━━ Zitierte Passage

Soziologe: Kirche entfremdet sich von Gläubigen

Die Katholische Kirche entfremdet sich von der Moderne und von den Gläubigen, schreibt der Soziologieprofessor Franz-Xaver Kaufmann in der Frankfurter Allgemeinen Zeitung. Das zeige sich vor allem auch im Umgang der Institution mit sexuellem Missbrauch.
Von PRO
Der Soziologe Franz-Xaver Kaufmann kritisiert in der Frankfurter Allgemeinen Zeitung den „antimodernistischen Abwehrkampf“ der Katholischen Kirche

Der Soziologe Franz-Xaver Kaufmann wirft der Katholischen Kirche in der Frankfurter Allgemeinen Zeitung vom Montag vor, auf einen „antimodernistischen Abwehrkampf“ und auf die „Loyalität klerikaler Hierarchien“ zu setzen. Dadurch entfremde sie sich von der Moderne und ihren Gläubigen. In seinem Essay sieht Kaufmann vor allem den sexuellen Missbrauch wie auch dessen „lang anhaltende systematische Vertuschung“ in der Kirche als „Brandbeschleuniger“.

Bei sexuellem Missbrauch von Kindern und Jugendlichen differenziert der Soziologe zwischen dem gesamten Klerus und einer straffällig gewordenen Minderheit. Deren geschätzter Anteil von 1,5 bis 5 Prozent entspreche ungefähr dem durchschnittlichen Anteil von Männern im Westen, die sexuellen Missbrauch begehen. Das „eigentliche kirchenpolitische Ärgernis“ sei die „konsequente Unterdrückung aller Informationen über derartige Verbrechen und der meist nachsichtige Umgang mit den Schuldigen“ in der Katholischen Kirche.

━━━━

## Fragen zum Material
(1) Wie hoch ist laut dem Artikel über Franz-Xaver Kaufmann der geschätzte Anteil der straffällig gewordenen Minderheit im Klerus?
(2) Nenne alle verschiedenen Wendungen, die im Artikel über Franz-Xaver Kaufmann in Anführungszeichen stehen.
(3) Setze den Artikel über Franz-Xaver Kaufmanns Kritik an der Katholischen Kirche im Anschluss an seinen letzten Satz fort.

━━ Bereitgestelltes Material

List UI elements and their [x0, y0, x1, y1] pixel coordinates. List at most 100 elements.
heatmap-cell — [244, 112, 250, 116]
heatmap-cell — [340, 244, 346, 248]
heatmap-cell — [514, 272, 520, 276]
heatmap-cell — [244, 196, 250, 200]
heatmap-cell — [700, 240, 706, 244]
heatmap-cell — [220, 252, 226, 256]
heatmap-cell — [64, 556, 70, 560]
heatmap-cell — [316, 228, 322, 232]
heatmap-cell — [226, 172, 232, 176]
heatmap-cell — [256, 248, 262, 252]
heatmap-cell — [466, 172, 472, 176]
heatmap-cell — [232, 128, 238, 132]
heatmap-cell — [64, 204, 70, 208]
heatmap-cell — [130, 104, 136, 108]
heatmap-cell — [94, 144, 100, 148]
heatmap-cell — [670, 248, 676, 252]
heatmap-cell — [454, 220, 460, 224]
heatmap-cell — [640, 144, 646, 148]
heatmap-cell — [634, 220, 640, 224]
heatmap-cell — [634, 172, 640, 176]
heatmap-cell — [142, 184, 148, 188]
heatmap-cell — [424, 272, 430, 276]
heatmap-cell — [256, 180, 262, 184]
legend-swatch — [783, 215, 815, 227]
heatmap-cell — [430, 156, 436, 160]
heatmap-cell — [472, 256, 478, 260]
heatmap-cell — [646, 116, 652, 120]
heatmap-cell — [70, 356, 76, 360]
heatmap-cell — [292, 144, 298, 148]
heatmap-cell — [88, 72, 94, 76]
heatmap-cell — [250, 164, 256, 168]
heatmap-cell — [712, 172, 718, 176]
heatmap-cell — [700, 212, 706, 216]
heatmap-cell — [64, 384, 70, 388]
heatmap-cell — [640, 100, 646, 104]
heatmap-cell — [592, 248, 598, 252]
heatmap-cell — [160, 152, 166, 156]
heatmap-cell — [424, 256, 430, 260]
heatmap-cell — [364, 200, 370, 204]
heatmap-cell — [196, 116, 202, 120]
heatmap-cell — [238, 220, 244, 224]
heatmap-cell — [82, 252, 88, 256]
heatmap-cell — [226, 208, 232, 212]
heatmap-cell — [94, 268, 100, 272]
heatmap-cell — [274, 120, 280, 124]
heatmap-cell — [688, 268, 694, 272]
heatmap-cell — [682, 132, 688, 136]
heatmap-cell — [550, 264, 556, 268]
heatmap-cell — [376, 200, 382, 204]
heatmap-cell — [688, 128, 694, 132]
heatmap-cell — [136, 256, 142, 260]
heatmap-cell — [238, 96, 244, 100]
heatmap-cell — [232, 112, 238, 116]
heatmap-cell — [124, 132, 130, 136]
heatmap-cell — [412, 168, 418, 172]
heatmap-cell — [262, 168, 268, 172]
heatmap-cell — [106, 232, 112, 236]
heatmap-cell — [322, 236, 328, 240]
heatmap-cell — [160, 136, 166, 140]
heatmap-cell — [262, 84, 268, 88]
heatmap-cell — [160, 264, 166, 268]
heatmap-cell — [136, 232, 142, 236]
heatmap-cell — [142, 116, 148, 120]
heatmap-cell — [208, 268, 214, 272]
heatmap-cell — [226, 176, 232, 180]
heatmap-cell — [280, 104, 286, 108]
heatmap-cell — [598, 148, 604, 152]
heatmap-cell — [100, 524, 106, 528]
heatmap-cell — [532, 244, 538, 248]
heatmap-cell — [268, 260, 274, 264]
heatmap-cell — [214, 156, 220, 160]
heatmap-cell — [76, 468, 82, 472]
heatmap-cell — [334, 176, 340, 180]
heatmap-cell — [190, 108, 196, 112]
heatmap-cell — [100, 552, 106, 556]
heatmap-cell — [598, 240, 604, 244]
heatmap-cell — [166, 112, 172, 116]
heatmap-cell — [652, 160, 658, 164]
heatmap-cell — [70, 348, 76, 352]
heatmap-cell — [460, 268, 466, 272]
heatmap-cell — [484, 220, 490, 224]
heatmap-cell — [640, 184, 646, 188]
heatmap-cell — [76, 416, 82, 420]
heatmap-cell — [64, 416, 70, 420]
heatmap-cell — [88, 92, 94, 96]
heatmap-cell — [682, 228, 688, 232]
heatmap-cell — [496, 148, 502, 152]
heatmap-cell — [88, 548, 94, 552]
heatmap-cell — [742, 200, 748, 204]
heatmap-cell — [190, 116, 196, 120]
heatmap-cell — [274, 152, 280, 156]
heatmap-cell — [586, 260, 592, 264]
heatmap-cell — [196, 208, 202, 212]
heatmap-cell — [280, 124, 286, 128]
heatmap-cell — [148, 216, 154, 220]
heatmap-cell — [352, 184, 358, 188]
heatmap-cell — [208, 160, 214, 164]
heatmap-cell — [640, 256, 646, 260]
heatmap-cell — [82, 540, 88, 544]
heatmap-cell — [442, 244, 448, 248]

━━━━

## Lösungen
(1) 1,5 bis 5 Prozent

(2)
„antimodernistischen Abwehrkampf“
„Loyalität klerikaler Hierarchien“
„lang anhaltende systematische Vertuschung“
„Brandbeschleuniger“
„eigentliche kirchenpolitische Ärgernis“
„konsequente Unterdrückung aller Informationen über derartige Verbrechen und der meist nachsichtige Umgang mit den Schuldigen“

(3)
Hoffnung auf Frauen in klerikalen Ämtern

Missbrauchsopfer fühlten sich mit ihren Aussagen in der Kirche allein gelassen, weil ihnen regelmäßig nicht geglaubt worden sei. Als Gebot habe gegolten, dass die „Heiligkeit der Kirche“ keinen Schaden nehmen solle. Auch ein Problem sei, dass in der neuzeitlichen katholischen Moraltheologie jede Form von Sexualität außerhalb der Ehe als schweres Vergehen gelte. In älteren Bußkatalogen habe der Missbrauch von Kindern und Jugendlichen ebenso keine herausgehobene Rolle gespielt.

Kaufmann sieht den Fehler im System: Alle rechtlichen Kompetenzen in der Katholischen Kirche – wie zum Beispiel die gesamte Gesetzgebung oder höhere Verwaltung – seien an die Priesterweihe und damit an das männliche Geschlecht gekoppelt. Das lade zur Überhöhung des Geschlechts und zu Machtmissbrauch ein, auch weil keine Sanktionen zu befürchten seien. Hoffnung macht dem emeritierten Professor der Universität Bielefeld deshalb auch die Aussicht auf Frauen in klerikalen Ämtern. Da gebe es Signale deutscher Bischöfe für die Stärkung der weiblichen Position in der Katholischen Kirche.